REQUEST
Read the records and gather each line that includes "JSON".
* start DATA SUPPLIED *
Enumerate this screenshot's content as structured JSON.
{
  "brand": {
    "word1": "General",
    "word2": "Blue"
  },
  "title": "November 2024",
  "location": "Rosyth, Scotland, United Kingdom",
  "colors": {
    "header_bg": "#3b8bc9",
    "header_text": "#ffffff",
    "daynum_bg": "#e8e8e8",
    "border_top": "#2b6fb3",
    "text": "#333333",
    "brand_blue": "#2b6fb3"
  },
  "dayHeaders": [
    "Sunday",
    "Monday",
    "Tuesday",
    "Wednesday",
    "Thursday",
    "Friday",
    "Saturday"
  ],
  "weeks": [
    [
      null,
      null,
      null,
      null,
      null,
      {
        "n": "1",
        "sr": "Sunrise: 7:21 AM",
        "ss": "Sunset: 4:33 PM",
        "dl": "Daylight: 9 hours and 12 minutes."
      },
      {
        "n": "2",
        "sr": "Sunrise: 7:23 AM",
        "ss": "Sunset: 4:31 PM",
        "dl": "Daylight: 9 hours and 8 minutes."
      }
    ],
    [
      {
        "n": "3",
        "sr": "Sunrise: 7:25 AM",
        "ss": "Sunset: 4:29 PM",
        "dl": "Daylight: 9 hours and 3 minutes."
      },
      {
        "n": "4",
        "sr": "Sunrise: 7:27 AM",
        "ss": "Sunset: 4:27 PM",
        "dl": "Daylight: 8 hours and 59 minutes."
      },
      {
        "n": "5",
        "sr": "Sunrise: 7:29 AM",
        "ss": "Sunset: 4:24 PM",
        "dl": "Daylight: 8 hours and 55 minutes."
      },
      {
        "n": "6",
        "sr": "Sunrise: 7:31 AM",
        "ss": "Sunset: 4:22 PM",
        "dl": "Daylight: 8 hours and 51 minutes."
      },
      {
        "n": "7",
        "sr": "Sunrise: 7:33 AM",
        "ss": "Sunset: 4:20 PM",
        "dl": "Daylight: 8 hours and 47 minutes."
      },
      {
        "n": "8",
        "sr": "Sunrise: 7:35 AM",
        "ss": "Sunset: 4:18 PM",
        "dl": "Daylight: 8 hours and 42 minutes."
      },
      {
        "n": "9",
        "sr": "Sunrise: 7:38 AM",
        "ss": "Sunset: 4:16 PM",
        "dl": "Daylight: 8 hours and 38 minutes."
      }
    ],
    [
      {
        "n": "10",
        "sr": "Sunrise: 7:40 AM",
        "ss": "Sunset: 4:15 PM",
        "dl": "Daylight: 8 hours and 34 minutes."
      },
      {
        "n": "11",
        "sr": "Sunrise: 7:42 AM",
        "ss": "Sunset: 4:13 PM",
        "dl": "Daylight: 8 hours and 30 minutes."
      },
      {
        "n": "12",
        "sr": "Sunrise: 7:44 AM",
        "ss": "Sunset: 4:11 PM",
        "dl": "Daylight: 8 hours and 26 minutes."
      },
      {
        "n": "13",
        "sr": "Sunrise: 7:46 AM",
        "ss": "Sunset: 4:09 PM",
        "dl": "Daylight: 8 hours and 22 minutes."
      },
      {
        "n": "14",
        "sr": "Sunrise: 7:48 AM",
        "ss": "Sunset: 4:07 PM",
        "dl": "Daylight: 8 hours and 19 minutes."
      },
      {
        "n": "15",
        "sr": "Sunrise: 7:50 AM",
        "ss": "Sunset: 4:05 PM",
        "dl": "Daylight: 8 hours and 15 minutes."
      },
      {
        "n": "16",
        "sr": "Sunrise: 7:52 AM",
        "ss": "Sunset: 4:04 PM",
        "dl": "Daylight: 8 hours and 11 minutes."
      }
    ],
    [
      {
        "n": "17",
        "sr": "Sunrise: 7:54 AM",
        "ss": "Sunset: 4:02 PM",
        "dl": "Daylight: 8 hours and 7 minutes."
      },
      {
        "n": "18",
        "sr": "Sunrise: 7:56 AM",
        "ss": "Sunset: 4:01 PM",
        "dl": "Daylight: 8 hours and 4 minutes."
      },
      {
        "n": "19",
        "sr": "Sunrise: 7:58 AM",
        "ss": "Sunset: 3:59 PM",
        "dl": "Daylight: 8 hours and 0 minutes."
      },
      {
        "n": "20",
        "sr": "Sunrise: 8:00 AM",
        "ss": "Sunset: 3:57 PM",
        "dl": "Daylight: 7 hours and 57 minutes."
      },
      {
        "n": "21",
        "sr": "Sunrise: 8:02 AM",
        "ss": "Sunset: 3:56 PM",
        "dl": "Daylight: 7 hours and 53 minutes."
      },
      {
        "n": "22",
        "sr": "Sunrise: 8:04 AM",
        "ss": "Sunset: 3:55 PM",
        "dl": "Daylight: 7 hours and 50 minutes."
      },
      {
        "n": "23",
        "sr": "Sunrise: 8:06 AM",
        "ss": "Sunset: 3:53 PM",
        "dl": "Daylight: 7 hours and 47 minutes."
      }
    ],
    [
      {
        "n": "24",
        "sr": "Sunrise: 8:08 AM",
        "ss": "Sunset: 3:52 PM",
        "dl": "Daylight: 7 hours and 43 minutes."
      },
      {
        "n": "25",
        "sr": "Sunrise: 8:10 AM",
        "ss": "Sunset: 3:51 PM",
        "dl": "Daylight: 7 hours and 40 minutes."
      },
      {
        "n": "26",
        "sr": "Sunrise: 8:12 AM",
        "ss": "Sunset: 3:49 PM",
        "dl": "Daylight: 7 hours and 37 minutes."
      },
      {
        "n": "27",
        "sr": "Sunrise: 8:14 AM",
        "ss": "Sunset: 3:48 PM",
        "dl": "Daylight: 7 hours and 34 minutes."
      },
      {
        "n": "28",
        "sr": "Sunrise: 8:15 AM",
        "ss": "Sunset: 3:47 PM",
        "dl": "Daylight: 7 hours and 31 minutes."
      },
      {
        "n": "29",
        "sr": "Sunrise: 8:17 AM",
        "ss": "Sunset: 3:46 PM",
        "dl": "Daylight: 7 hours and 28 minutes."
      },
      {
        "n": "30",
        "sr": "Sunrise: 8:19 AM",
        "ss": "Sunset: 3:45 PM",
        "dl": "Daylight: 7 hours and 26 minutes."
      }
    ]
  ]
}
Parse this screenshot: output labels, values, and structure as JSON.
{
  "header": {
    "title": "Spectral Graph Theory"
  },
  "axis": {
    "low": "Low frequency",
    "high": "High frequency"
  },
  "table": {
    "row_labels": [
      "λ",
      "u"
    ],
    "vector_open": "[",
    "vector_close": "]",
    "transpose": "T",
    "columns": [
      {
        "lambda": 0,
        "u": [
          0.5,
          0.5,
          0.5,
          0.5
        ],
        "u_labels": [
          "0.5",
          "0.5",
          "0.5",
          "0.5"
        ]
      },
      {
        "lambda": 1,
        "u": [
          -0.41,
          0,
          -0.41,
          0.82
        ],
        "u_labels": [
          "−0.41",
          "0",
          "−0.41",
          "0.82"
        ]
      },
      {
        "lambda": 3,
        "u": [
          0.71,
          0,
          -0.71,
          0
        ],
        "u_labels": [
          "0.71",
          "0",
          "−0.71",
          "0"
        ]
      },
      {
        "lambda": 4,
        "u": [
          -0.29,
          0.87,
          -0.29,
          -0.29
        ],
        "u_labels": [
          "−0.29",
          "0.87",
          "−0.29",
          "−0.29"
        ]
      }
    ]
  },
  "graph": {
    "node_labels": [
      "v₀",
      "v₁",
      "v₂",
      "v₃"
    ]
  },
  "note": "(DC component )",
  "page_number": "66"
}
* end DATA SUPPLIED *
THE RESPONSE
Enumerate this screenshot's content as structured JSON.
Parse this screenshot: output labels, values, and structure as JSON.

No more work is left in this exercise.